» Instrucciones de la tarea
¿Puedes transcribir literalmente el pasaje del texto sobre el mayo cordobés que va desde "Hace varias semanas, leía" hasta "prisa y acompañado."?

» Fragmento seleccionado
——————————
Tras el triunfo contundente del mayo cordobés pienso que, sobre todo, lo que trasluce no es tanto el exorno de las cruces, ni el ruido de la música, ni la bondad de nuestros caldos en su cata, ni la manifestación desbordada de la primavera, ni la belleza de los patios o de las carrozas engalanadas para las romerías. Todo ello no es más que un pretexto, y lo que firma el éxito rotundo de estas fiestas es su carácter colectivo y social, es la necesidad de pararnos y comunicarnos. Estos días rompen la dictadura de las agendas, cambian las prioridades cotidianas, imponen el contagio social frente a la epidemia del individualismo, nos vacunan en la alegría del cuerpo a cuerpo, frente al pesimismo catastrofista y las crisis de todo pelaje.

Hace varias semanas, leía una entrevista al escritor Antonio Muñoz Molina que promocionaba Tus pasos en la escalera, novela de suspense psicológico en la que la memoria, la razón y el miedo son los elementos que determinan la realidad tangible. Me llamó la atención su discurso sobre la velocidad con la que vivimos. Hay un prestigio de la acción y la inmediatez que me parece exagerado, señalaba este Premio Nacional de Literatura, y Princesa de Asturias de las Letras. ¿Para qué corremos tanto?, se pregunta... Esto me recordaba al periodista británico Carl Honoré que hace años publicó un best seller llamado Elogio de la lentitud, convirtiéndose este gurú antiprisa en uno de los máximos teóricos del movimiento slow, esa corriente cultural que propone cambiar nuestro ritmo de vida y tomar el control del tiempo. Y a las cruces, a los patios o a la feria, se va sin prisa y acompañado.
——————————
» Datos para analizar
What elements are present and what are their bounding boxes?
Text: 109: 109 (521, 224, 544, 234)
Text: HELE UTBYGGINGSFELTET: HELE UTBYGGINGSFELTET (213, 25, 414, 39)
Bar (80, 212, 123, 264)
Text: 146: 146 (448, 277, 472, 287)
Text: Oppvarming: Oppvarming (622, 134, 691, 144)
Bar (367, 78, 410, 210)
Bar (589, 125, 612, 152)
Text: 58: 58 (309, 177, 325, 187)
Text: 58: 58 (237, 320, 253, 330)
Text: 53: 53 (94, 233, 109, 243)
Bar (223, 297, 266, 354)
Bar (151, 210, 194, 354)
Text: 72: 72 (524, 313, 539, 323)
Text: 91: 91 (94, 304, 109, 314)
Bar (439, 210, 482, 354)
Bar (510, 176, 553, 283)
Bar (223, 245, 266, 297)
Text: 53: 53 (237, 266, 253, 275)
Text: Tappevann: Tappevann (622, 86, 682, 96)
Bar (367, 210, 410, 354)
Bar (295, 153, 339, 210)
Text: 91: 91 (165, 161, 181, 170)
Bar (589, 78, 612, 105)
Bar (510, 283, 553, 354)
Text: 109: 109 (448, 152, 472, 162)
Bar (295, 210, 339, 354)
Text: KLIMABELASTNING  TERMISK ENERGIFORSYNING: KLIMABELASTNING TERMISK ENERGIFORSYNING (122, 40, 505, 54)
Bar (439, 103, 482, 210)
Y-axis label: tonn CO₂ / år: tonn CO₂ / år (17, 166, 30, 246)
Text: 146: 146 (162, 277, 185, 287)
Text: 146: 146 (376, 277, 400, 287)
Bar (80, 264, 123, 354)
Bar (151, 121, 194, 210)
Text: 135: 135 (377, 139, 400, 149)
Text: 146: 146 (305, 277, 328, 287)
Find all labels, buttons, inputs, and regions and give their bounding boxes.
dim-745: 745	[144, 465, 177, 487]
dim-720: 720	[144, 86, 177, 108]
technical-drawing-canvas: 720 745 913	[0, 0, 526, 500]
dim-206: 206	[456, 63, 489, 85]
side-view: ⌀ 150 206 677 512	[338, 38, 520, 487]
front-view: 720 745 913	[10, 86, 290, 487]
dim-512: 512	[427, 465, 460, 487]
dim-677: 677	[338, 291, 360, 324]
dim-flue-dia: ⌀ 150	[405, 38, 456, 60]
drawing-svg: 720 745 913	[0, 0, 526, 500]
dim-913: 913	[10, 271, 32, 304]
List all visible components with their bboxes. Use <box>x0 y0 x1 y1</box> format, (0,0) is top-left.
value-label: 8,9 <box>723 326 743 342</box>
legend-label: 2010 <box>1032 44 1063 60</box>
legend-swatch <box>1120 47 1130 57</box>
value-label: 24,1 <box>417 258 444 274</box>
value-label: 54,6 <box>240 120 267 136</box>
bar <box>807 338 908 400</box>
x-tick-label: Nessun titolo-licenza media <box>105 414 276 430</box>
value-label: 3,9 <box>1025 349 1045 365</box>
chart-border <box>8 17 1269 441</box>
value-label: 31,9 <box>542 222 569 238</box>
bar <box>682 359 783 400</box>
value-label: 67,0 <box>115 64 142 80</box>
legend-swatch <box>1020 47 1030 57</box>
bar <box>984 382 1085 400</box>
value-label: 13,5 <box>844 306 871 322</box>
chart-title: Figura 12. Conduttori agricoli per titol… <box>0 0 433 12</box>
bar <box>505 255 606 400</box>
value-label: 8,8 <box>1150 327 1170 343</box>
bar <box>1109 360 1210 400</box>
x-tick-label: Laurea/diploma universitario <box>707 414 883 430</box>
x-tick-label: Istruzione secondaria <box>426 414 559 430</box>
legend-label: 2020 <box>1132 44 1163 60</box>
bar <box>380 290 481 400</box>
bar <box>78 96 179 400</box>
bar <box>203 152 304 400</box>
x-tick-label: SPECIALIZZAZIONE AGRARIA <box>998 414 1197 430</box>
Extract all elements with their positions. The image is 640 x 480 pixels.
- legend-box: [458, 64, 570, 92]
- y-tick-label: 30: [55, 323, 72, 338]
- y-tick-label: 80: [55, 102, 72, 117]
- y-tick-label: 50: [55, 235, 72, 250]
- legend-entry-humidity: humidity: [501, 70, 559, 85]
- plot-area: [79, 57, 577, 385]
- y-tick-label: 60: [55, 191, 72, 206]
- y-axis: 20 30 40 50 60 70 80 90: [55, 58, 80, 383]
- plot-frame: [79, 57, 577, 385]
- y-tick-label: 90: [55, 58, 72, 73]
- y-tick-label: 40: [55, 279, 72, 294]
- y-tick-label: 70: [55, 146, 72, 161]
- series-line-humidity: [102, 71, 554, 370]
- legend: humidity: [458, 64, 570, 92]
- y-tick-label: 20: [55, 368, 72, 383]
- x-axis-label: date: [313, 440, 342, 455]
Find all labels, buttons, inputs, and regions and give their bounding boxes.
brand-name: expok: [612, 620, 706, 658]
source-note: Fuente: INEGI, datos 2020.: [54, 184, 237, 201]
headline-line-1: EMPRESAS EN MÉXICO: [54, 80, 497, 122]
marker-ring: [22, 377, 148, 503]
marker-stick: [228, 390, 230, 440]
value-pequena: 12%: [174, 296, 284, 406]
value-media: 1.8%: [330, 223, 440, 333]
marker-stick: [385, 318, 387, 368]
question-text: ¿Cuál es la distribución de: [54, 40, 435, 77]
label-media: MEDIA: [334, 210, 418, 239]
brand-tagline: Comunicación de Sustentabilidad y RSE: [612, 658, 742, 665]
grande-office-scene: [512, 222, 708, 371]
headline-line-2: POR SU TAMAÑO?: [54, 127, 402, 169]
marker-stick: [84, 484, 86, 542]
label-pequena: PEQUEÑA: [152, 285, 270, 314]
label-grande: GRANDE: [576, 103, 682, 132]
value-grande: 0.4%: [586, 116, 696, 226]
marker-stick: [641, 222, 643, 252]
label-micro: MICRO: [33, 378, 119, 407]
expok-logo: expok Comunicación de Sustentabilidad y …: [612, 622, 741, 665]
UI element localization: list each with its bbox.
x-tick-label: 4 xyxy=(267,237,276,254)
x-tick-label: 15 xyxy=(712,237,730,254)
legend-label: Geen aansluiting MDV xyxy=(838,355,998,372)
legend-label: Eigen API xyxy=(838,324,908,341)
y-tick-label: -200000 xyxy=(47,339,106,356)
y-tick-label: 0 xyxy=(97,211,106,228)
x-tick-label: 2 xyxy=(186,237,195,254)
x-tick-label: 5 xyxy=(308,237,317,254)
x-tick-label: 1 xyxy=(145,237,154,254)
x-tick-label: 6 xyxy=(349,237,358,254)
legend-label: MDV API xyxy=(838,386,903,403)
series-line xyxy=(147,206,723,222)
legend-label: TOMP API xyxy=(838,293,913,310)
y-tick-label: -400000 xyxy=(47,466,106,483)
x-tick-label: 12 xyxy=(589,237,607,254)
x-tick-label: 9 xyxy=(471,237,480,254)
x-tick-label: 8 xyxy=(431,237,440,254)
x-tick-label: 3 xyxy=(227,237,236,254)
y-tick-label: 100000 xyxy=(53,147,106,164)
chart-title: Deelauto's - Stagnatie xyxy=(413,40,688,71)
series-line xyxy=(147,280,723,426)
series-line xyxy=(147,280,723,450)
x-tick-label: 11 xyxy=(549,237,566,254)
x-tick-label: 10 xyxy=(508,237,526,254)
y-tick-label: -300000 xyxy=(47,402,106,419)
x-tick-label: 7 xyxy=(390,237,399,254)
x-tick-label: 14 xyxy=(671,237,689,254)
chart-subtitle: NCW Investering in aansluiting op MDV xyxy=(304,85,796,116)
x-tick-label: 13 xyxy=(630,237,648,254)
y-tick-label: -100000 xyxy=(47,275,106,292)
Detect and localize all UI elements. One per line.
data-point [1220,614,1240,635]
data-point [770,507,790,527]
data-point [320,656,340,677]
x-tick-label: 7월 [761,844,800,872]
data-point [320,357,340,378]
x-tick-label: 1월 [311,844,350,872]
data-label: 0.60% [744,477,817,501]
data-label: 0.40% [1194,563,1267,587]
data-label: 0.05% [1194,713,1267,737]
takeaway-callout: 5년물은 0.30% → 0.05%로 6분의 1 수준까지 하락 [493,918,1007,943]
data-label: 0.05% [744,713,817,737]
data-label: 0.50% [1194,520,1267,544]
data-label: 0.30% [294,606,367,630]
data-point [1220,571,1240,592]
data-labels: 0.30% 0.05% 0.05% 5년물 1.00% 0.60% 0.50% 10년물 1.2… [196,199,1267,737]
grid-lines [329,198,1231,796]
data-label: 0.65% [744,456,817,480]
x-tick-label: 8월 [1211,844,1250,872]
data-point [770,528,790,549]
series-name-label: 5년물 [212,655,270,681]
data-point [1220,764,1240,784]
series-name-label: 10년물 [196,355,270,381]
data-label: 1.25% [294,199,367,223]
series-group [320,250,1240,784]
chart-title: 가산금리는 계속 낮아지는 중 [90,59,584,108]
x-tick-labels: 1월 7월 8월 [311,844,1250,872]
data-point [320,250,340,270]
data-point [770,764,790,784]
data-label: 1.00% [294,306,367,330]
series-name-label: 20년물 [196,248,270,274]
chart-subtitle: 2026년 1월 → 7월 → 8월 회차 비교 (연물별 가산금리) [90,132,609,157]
——————————
» Sección de respuesta
Hace varias semanas, leía una entrevista al escritor Antonio Muñoz Molina que promocionaba Tus pasos en la escalera, novela de suspense psicológico en la que la memoria, la razón y el miedo son los elementos que determinan la realidad tangible. Me llamó la atención su discurso sobre la velocidad con la que vivimos. Hay un prestigio de la acción y la inmediatez que me parece exagerado, señalaba este Premio Nacional de Literatura, y Princesa de Asturias de las Letras. ¿Para qué corremos tanto?, se pregunta... Esto me recordaba al periodista británico Carl Honoré que hace años publicó un best seller llamado Elogio de la lentitud, convirtiéndose este gurú antiprisa en uno de los máximos teóricos del movimiento slow, esa corriente cultural que propone cambiar nuestro ritmo de vida y tomar el control del tiempo. Y a las cruces, a los patios o a la feria, se va sin prisa y acompañado.